***** Data to use *****

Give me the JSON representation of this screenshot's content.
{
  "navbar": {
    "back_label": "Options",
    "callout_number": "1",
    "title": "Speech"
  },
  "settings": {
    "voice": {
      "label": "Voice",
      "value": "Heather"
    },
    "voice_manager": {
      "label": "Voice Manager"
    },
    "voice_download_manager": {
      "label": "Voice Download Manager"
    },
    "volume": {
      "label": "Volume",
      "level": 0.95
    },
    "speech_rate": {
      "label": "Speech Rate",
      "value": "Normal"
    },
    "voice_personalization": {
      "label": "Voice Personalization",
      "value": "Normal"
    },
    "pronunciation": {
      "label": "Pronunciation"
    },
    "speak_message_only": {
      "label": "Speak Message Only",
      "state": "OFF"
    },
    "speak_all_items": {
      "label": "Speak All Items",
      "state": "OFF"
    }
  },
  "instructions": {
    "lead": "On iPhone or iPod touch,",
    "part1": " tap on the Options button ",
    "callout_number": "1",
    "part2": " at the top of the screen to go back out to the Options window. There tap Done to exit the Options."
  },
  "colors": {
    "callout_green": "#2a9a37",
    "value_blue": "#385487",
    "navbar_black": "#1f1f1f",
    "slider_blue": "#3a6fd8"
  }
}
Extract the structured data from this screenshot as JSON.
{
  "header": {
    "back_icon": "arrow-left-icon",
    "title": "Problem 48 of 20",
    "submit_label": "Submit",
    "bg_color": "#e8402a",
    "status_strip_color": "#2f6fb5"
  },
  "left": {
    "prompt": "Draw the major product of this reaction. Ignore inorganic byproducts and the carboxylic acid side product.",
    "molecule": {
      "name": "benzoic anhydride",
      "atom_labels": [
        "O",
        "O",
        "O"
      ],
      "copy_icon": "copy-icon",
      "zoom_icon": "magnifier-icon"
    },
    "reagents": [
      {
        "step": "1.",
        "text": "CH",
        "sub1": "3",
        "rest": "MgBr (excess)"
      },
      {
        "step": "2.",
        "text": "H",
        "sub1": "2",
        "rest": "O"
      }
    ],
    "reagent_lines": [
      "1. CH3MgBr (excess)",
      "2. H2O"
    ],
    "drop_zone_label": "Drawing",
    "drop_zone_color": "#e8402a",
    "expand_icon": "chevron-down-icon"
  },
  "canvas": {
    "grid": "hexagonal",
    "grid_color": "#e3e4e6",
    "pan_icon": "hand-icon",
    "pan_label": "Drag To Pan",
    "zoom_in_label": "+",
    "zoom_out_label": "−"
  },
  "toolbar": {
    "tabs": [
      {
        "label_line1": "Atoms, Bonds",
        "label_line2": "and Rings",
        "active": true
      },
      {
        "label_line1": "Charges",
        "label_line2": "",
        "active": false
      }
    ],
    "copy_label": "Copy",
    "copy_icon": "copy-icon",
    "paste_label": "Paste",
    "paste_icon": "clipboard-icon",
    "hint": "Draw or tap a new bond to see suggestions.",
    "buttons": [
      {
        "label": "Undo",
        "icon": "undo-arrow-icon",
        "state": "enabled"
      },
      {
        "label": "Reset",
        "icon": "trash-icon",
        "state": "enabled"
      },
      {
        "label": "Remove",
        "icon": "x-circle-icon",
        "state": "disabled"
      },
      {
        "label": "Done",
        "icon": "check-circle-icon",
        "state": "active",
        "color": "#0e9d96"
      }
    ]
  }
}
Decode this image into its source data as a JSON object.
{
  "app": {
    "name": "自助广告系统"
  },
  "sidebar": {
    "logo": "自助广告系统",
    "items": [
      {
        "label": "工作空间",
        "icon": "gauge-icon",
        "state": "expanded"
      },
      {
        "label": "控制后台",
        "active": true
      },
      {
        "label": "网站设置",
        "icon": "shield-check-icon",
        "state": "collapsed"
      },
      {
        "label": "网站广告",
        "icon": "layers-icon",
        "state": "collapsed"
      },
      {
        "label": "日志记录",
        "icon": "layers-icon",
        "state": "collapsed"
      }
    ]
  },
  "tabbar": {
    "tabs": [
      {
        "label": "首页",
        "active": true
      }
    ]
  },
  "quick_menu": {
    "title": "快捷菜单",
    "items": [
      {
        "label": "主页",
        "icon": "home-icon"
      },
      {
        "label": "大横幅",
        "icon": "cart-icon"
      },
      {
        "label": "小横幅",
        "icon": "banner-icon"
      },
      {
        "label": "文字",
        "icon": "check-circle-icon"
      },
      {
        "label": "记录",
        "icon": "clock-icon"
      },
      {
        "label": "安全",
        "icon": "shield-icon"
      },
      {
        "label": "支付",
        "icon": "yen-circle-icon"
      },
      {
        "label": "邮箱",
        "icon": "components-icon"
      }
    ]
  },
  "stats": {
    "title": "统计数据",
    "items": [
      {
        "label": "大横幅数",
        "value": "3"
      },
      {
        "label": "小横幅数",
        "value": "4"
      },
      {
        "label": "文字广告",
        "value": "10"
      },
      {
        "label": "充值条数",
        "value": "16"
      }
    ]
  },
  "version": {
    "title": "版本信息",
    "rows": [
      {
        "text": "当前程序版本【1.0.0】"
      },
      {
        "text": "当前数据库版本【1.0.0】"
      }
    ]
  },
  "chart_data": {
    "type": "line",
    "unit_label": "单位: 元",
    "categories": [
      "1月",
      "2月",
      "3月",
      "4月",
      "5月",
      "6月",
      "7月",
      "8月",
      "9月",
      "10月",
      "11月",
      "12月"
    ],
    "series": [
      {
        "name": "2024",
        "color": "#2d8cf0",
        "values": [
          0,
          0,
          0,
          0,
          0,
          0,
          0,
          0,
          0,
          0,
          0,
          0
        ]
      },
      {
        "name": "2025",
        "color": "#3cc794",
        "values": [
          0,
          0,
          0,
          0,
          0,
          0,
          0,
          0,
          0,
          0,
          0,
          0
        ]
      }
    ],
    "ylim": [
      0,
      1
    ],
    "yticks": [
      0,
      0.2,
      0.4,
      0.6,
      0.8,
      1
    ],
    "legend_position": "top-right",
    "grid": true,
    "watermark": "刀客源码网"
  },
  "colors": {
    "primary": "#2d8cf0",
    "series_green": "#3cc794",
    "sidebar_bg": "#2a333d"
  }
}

*****

- What to work on: Scan the material above. Extract every line in which the word "arrow" occurs.

- Solved problem:
    "back_icon": "arrow-left-icon",
        "icon": "undo-arrow-icon",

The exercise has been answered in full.